◆ REQUEST
Count the lines in the data below that contain the string "filtration", matching letter case exactly. Reply with the number alone.

◆ DATASET

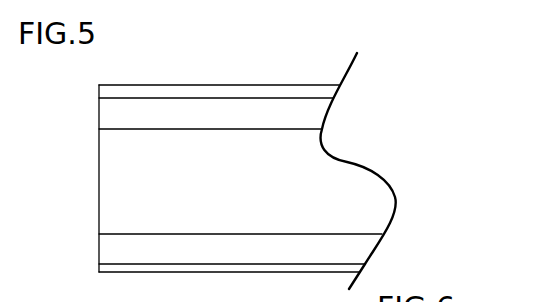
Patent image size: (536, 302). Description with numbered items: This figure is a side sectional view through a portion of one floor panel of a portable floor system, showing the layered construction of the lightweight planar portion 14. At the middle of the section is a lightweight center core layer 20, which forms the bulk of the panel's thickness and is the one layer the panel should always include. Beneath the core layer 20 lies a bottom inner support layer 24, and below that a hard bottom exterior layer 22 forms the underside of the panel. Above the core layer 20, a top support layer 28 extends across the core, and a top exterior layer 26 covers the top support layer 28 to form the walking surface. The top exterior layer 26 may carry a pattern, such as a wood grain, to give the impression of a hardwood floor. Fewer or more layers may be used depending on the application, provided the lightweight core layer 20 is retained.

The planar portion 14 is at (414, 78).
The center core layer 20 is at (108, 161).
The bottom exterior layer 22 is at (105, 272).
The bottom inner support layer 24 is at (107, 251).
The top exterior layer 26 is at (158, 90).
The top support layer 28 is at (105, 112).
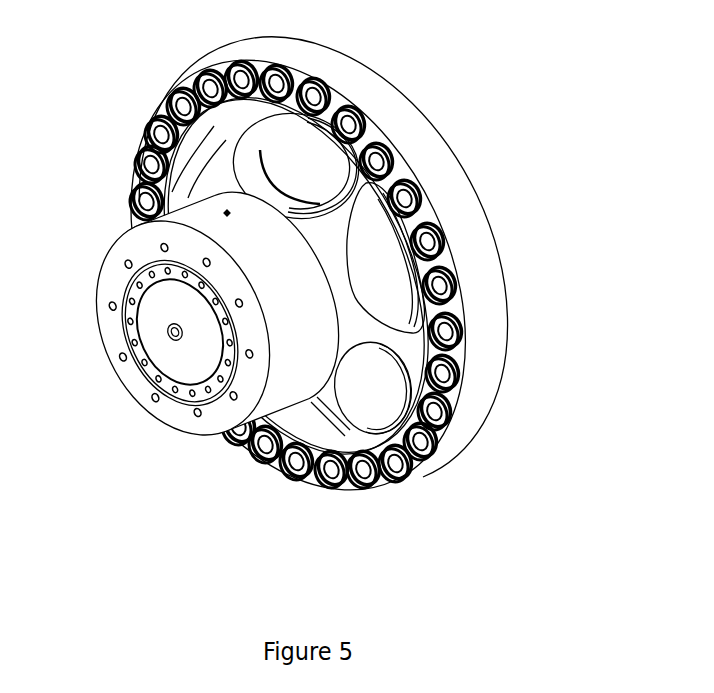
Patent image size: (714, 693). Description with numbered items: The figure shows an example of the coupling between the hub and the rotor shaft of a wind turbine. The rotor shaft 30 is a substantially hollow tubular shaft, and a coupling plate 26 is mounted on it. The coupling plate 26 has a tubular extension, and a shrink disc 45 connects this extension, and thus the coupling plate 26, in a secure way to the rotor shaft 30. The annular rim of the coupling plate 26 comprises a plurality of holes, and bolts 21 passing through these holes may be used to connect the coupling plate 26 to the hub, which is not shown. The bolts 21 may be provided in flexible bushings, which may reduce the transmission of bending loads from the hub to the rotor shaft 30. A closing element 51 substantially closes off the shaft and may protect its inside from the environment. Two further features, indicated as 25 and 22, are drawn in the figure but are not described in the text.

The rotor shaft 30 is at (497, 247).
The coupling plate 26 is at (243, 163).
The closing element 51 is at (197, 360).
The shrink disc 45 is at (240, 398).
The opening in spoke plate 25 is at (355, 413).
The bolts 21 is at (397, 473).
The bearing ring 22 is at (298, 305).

* * *

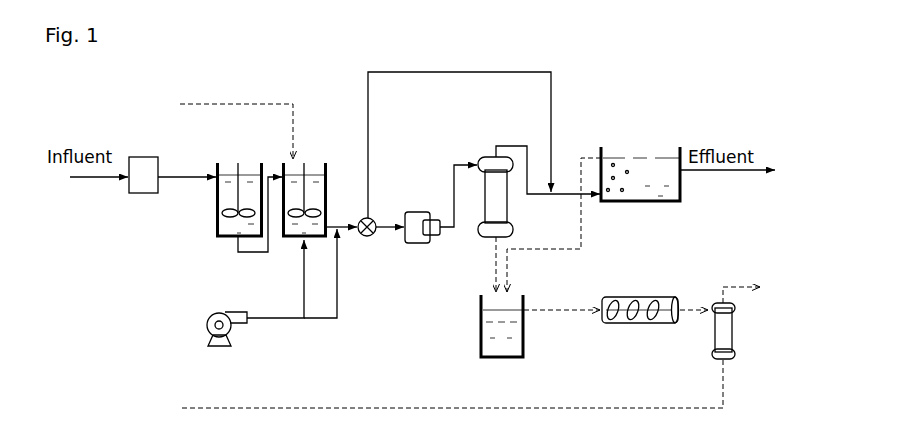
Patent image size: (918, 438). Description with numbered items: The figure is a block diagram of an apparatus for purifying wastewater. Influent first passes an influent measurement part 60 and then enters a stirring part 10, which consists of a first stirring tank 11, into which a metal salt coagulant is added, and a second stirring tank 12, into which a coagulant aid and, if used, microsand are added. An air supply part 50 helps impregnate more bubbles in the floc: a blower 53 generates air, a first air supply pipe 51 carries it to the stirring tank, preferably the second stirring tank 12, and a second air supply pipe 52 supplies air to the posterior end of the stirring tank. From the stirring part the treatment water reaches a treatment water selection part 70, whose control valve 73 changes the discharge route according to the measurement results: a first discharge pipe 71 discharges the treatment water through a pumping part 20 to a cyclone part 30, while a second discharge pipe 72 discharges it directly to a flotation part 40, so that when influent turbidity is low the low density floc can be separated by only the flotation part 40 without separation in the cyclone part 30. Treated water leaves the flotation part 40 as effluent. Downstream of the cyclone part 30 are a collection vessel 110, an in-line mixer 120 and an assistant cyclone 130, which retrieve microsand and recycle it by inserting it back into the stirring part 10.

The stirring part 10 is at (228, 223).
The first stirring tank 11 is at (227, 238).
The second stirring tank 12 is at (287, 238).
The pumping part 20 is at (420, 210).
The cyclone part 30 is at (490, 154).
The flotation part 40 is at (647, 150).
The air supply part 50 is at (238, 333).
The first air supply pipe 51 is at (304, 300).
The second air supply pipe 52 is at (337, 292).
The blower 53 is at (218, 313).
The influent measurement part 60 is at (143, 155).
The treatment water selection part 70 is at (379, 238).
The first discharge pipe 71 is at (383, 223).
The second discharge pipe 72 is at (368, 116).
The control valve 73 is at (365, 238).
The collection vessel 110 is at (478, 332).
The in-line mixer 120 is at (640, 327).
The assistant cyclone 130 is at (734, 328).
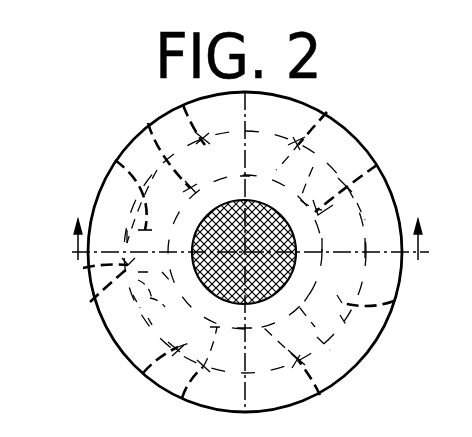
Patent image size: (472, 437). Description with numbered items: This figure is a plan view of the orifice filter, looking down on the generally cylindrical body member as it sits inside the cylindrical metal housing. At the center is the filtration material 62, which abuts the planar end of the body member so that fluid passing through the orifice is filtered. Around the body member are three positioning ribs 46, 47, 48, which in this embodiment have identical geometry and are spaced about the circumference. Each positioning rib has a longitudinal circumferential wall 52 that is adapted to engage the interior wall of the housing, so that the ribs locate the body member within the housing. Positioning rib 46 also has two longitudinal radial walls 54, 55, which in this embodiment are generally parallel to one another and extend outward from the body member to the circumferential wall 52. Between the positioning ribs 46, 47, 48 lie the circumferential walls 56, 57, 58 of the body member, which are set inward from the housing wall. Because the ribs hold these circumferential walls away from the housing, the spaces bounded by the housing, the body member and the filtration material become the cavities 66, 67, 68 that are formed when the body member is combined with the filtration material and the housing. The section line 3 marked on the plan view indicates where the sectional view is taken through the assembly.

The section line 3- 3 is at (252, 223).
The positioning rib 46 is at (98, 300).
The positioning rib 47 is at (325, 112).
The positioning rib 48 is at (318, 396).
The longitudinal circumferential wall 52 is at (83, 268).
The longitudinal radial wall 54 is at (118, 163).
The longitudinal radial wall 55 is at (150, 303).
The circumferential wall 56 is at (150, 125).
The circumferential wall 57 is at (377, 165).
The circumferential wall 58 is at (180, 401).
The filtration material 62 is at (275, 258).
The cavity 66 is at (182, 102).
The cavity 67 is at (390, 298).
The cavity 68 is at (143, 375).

◆ SOLUTION BELOW
2